* What is expected:
Take all the material and copy it exactly.
::: Items :::
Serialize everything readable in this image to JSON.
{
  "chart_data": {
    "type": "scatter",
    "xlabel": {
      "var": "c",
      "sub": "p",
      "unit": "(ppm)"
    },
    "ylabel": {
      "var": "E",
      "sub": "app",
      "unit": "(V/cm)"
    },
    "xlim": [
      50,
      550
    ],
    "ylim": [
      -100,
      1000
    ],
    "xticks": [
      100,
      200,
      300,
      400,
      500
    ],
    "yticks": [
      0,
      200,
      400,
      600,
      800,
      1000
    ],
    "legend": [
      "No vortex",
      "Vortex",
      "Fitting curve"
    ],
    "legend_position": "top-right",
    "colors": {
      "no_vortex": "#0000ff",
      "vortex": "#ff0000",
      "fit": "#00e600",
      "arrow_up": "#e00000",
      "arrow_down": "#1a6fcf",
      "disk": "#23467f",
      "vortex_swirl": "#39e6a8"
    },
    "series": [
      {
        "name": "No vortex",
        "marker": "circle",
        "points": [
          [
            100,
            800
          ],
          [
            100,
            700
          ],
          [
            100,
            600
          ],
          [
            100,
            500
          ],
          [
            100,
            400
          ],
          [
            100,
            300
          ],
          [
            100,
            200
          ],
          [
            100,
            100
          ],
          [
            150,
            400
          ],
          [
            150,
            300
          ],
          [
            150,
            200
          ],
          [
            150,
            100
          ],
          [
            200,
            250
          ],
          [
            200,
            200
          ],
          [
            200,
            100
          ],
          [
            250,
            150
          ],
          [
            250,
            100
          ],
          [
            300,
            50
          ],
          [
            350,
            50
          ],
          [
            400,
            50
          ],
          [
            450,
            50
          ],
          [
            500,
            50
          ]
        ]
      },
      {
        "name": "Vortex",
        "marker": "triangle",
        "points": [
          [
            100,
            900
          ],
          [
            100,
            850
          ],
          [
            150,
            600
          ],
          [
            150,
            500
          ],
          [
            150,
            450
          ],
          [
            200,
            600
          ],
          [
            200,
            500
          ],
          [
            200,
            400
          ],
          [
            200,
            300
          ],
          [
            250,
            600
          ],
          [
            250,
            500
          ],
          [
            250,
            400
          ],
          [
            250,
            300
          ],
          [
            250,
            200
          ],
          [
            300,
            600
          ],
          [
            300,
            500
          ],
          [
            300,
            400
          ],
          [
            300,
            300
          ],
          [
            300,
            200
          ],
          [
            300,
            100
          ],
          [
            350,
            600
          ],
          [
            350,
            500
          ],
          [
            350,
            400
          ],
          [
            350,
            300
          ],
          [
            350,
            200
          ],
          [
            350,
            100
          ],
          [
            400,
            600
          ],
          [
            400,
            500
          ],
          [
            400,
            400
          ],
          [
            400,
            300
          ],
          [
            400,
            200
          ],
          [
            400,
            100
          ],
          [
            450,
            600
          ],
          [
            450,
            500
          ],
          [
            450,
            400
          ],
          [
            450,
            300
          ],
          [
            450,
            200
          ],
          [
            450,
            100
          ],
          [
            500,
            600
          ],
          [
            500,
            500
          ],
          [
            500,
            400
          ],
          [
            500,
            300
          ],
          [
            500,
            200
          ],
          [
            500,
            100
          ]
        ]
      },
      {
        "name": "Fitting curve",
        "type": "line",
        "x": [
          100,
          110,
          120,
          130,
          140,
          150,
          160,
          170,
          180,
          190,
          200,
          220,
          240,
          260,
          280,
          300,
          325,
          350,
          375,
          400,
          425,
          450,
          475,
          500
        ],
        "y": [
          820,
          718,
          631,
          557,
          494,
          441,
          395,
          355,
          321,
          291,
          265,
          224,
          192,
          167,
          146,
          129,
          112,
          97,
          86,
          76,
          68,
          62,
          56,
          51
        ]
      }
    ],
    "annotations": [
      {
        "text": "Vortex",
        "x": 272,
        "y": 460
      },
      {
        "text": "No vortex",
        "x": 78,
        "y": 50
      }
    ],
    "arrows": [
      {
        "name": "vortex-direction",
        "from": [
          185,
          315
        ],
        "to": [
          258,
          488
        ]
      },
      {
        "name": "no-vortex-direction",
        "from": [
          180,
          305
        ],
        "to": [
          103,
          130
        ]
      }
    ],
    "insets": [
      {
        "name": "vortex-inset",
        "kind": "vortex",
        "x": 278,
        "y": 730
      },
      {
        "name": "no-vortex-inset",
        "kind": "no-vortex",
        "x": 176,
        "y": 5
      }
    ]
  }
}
:::
* Answer below:
Serialize everything readable in this image to JSON.
{
  "chart_data": {
    "type": "scatter",
    "xlabel": {
      "var": "c",
      "sub": "p",
      "unit": "(ppm)"
    },
    "ylabel": {
      "var": "E",
      "sub": "app",
      "unit": "(V/cm)"
    },
    "xlim": [
      50,
      550
    ],
    "ylim": [
      -100,
      1000
    ],
    "xticks": [
      100,
      200,
      300,
      400,
      500
    ],
    "yticks": [
      0,
      200,
      400,
      600,
      800,
      1000
    ],
    "legend": [
      "No vortex",
      "Vortex",
      "Fitting curve"
    ],
    "legend_position": "top-right",
    "colors": {
      "no_vortex": "#0000ff",
      "vortex": "#ff0000",
      "fit": "#00e600",
      "arrow_up": "#e00000",
      "arrow_down": "#1a6fcf",
      "disk": "#23467f",
      "vortex_swirl": "#39e6a8"
    },
    "series": [
      {
        "name": "No vortex",
        "marker": "circle",
        "points": [
          [
            100,
            800
          ],
          [
            100,
            700
          ],
          [
            100,
            600
          ],
          [
            100,
            500
          ],
          [
            100,
            400
          ],
          [
            100,
            300
          ],
          [
            100,
            200
          ],
          [
            100,
            100
          ],
          [
            150,
            400
          ],
          [
            150,
            300
          ],
          [
            150,
            200
          ],
          [
            150,
            100
          ],
          [
            200,
            250
          ],
          [
            200,
            200
          ],
          [
            200,
            100
          ],
          [
            250,
            150
          ],
          [
            250,
            100
          ],
          [
            300,
            50
          ],
          [
            350,
            50
          ],
          [
            400,
            50
          ],
          [
            450,
            50
          ],
          [
            500,
            50
          ]
        ]
      },
      {
        "name": "Vortex",
        "marker": "triangle",
        "points": [
          [
            100,
            900
          ],
          [
            100,
            850
          ],
          [
            150,
            600
          ],
          [
            150,
            500
          ],
          [
            150,
            450
          ],
          [
            200,
            600
          ],
          [
            200,
            500
          ],
          [
            200,
            400
          ],
          [
            200,
            300
          ],
          [
            250,
            600
          ],
          [
            250,
            500
          ],
          [
            250,
            400
          ],
          [
            250,
            300
          ],
          [
            250,
            200
          ],
          [
            300,
            600
          ],
          [
            300,
            500
          ],
          [
            300,
            400
          ],
          [
            300,
            300
          ],
          [
            300,
            200
          ],
          [
            300,
            100
          ],
          [
            350,
            600
          ],
          [
            350,
            500
          ],
          [
            350,
            400
          ],
          [
            350,
            300
          ],
          [
            350,
            200
          ],
          [
            350,
            100
          ],
          [
            400,
            600
          ],
          [
            400,
            500
          ],
          [
            400,
            400
          ],
          [
            400,
            300
          ],
          [
            400,
            200
          ],
          [
            400,
            100
          ],
          [
            450,
            600
          ],
          [
            450,
            500
          ],
          [
            450,
            400
          ],
          [
            450,
            300
          ],
          [
            450,
            200
          ],
          [
            450,
            100
          ],
          [
            500,
            600
          ],
          [
            500,
            500
          ],
          [
            500,
            400
          ],
          [
            500,
            300
          ],
          [
            500,
            200
          ],
          [
            500,
            100
          ]
        ]
      },
      {
        "name": "Fitting curve",
        "type": "line",
        "x": [
          100,
          110,
          120,
          130,
          140,
          150,
          160,
          170,
          180,
          190,
          200,
          220,
          240,
          260,
          280,
          300,
          325,
          350,
          375,
          400,
          425,
          450,
          475,
          500
        ],
        "y": [
          820,
          718,
          631,
          557,
          494,
          441,
          395,
          355,
          321,
          291,
          265,
          224,
          192,
          167,
          146,
          129,
          112,
          97,
          86,
          76,
          68,
          62,
          56,
          51
        ]
      }
    ],
    "annotations": [
      {
        "text": "Vortex",
        "x": 272,
        "y": 460
      },
      {
        "text": "No vortex",
        "x": 78,
        "y": 50
      }
    ],
    "arrows": [
      {
        "name": "vortex-direction",
        "from": [
          185,
          315
        ],
        "to": [
          258,
          488
        ]
      },
      {
        "name": "no-vortex-direction",
        "from": [
          180,
          305
        ],
        "to": [
          103,
          130
        ]
      }
    ],
    "insets": [
      {
        "name": "vortex-inset",
        "kind": "vortex",
        "x": 278,
        "y": 730
      },
      {
        "name": "no-vortex-inset",
        "kind": "no-vortex",
        "x": 176,
        "y": 5
      }
    ]
  }
}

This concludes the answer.